┏━━

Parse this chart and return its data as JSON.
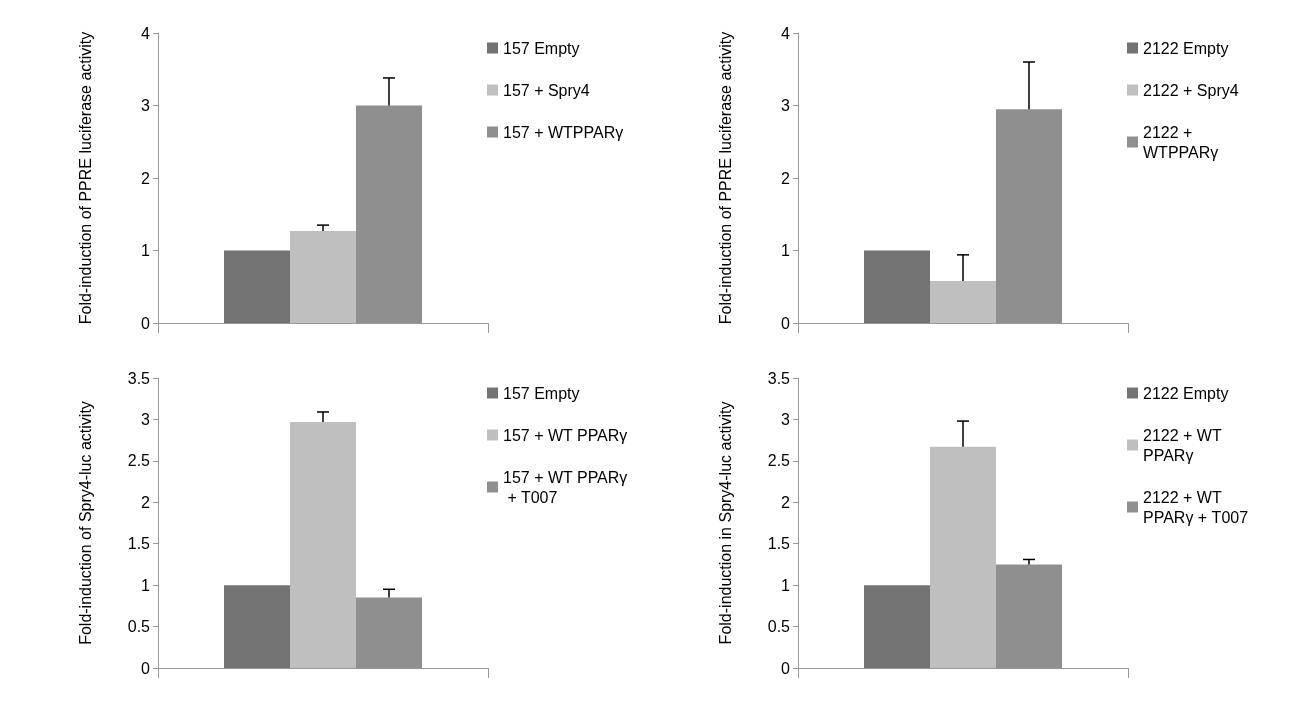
{
  "chart_data": [
    {
      "type": "bar",
      "ylabel": "Fold-induction of PPRE luciferase activity",
      "categories": [
        null
      ],
      "ylim": [
        0,
        4
      ],
      "yticks": [
        0,
        1,
        2,
        3,
        4
      ],
      "grid": false,
      "legend": "right",
      "series": [
        {
          "name": "157 Empty",
          "color": "#737373",
          "values": [
            1.0
          ],
          "errors": [
            null
          ]
        },
        {
          "name": "157 + Spry4",
          "color": "#bfbfbf",
          "values": [
            1.27
          ],
          "errors": [
            [
              1.27,
              1.35
            ]
          ]
        },
        {
          "name": "157 + WTPPARγ",
          "color": "#8f8f8f",
          "values": [
            3.0
          ],
          "errors": [
            [
              3.0,
              3.38
            ]
          ]
        }
      ]
    },
    {
      "type": "bar",
      "ylabel": "Fold-induction of PPRE luciferase activity",
      "categories": [
        null
      ],
      "ylim": [
        0,
        4
      ],
      "yticks": [
        0,
        1,
        2,
        3,
        4
      ],
      "grid": false,
      "legend": "right",
      "series": [
        {
          "name": "2122 Empty",
          "color": "#737373",
          "values": [
            1.0
          ],
          "errors": [
            null
          ]
        },
        {
          "name": "2122 + Spry4",
          "color": "#bfbfbf",
          "values": [
            0.58
          ],
          "errors": [
            [
              0.58,
              0.94
            ]
          ]
        },
        {
          "name": "2122 + WTPPARγ",
          "color": "#8f8f8f",
          "values": [
            2.95
          ],
          "errors": [
            [
              2.95,
              3.6
            ]
          ]
        }
      ]
    },
    {
      "type": "bar",
      "ylabel": "Fold-induction of Spry4-luc activity",
      "categories": [
        null
      ],
      "ylim": [
        0,
        3.5
      ],
      "yticks": [
        0,
        0.5,
        1,
        1.5,
        2,
        2.5,
        3,
        3.5
      ],
      "grid": false,
      "legend": "right",
      "series": [
        {
          "name": "157 Empty",
          "color": "#737373",
          "values": [
            1.0
          ],
          "errors": [
            null
          ]
        },
        {
          "name": "157 + WT PPARγ",
          "color": "#bfbfbf",
          "values": [
            2.97
          ],
          "errors": [
            [
              2.97,
              3.09
            ]
          ]
        },
        {
          "name": "157 + WT PPARγ + T007",
          "color": "#8f8f8f",
          "values": [
            0.85
          ],
          "errors": [
            [
              0.85,
              0.95
            ]
          ]
        }
      ]
    },
    {
      "type": "bar",
      "ylabel": "Fold-induction in Spry4-luc activity",
      "categories": [
        null
      ],
      "ylim": [
        0,
        3.5
      ],
      "yticks": [
        0,
        0.5,
        1,
        1.5,
        2,
        2.5,
        3,
        3.5
      ],
      "grid": false,
      "legend": "right",
      "series": [
        {
          "name": "2122 Empty",
          "color": "#737373",
          "values": [
            1.0
          ],
          "errors": [
            null
          ]
        },
        {
          "name": "2122 + WT PPARγ",
          "color": "#bfbfbf",
          "values": [
            2.67
          ],
          "errors": [
            [
              2.67,
              2.98
            ]
          ]
        },
        {
          "name": "2122 + WT PPARγ + T007",
          "color": "#8f8f8f",
          "values": [
            1.25
          ],
          "errors": [
            [
              1.25,
              1.31
            ]
          ]
        }
      ]
    }
  ]
}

┗━━

:: WHAT IS ASKED ::
Copy the whole of the material above exactly, but not its images.

:: RESULT FOR THIS EXERCISE ::
Parse this chart and return its data as JSON.
{
  "chart_data": [
    {
      "type": "bar",
      "ylabel": "Fold-induction of PPRE luciferase activity",
      "categories": [
        null
      ],
      "ylim": [
        0,
        4
      ],
      "yticks": [
        0,
        1,
        2,
        3,
        4
      ],
      "grid": false,
      "legend": "right",
      "series": [
        {
          "name": "157 Empty",
          "color": "#737373",
          "values": [
            1.0
          ],
          "errors": [
            null
          ]
        },
        {
          "name": "157 + Spry4",
          "color": "#bfbfbf",
          "values": [
            1.27
          ],
          "errors": [
            [
              1.27,
              1.35
            ]
          ]
        },
        {
          "name": "157 + WTPPARγ",
          "color": "#8f8f8f",
          "values": [
            3.0
          ],
          "errors": [
            [
              3.0,
              3.38
            ]
          ]
        }
      ]
    },
    {
      "type": "bar",
      "ylabel": "Fold-induction of PPRE luciferase activity",
      "categories": [
        null
      ],
      "ylim": [
        0,
        4
      ],
      "yticks": [
        0,
        1,
        2,
        3,
        4
      ],
      "grid": false,
      "legend": "right",
      "series": [
        {
          "name": "2122 Empty",
          "color": "#737373",
          "values": [
            1.0
          ],
          "errors": [
            null
          ]
        },
        {
          "name": "2122 + Spry4",
          "color": "#bfbfbf",
          "values": [
            0.58
          ],
          "errors": [
            [
              0.58,
              0.94
            ]
          ]
        },
        {
          "name": "2122 + WTPPARγ",
          "color": "#8f8f8f",
          "values": [
            2.95
          ],
          "errors": [
            [
              2.95,
              3.6
            ]
          ]
        }
      ]
    },
    {
      "type": "bar",
      "ylabel": "Fold-induction of Spry4-luc activity",
      "categories": [
        null
      ],
      "ylim": [
        0,
        3.5
      ],
      "yticks": [
        0,
        0.5,
        1,
        1.5,
        2,
        2.5,
        3,
        3.5
      ],
      "grid": false,
      "legend": "right",
      "series": [
        {
          "name": "157 Empty",
          "color": "#737373",
          "values": [
            1.0
          ],
          "errors": [
            null
          ]
        },
        {
          "name": "157 + WT PPARγ",
          "color": "#bfbfbf",
          "values": [
            2.97
          ],
          "errors": [
            [
              2.97,
              3.09
            ]
          ]
        },
        {
          "name": "157 + WT PPARγ + T007",
          "color": "#8f8f8f",
          "values": [
            0.85
          ],
          "errors": [
            [
              0.85,
              0.95
            ]
          ]
        }
      ]
    },
    {
      "type": "bar",
      "ylabel": "Fold-induction in Spry4-luc activity",
      "categories": [
        null
      ],
      "ylim": [
        0,
        3.5
      ],
      "yticks": [
        0,
        0.5,
        1,
        1.5,
        2,
        2.5,
        3,
        3.5
      ],
      "grid": false,
      "legend": "right",
      "series": [
        {
          "name": "2122 Empty",
          "color": "#737373",
          "values": [
            1.0
          ],
          "errors": [
            null
          ]
        },
        {
          "name": "2122 + WT PPARγ",
          "color": "#bfbfbf",
          "values": [
            2.67
          ],
          "errors": [
            [
              2.67,
              2.98
            ]
          ]
        },
        {
          "name": "2122 + WT PPARγ + T007",
          "color": "#8f8f8f",
          "values": [
            1.25
          ],
          "errors": [
            [
              1.25,
              1.31
            ]
          ]
        }
      ]
    }
  ]
}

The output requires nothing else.